Data -
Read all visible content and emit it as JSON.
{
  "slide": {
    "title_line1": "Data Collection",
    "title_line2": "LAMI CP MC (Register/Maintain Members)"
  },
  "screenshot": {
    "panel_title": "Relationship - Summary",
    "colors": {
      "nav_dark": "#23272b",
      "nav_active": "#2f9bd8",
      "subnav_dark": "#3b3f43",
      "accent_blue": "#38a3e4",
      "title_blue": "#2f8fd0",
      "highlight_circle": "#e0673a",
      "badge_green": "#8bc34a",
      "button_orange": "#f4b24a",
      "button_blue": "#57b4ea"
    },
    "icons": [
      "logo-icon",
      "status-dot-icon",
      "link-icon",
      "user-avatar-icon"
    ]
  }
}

Request - Restate the listing in full, word for word.

Full output -
Read all visible content and emit it as JSON.
{
  "slide": {
    "title_line1": "Data Collection",
    "title_line2": "LAMI CP MC (Register/Maintain Members)"
  },
  "screenshot": {
    "panel_title": "Relationship - Summary",
    "colors": {
      "nav_dark": "#23272b",
      "nav_active": "#2f9bd8",
      "subnav_dark": "#3b3f43",
      "accent_blue": "#38a3e4",
      "title_blue": "#2f8fd0",
      "highlight_circle": "#e0673a",
      "badge_green": "#8bc34a",
      "button_orange": "#f4b24a",
      "button_blue": "#57b4ea"
    },
    "icons": [
      "logo-icon",
      "status-dot-icon",
      "link-icon",
      "user-avatar-icon"
    ]
  }
}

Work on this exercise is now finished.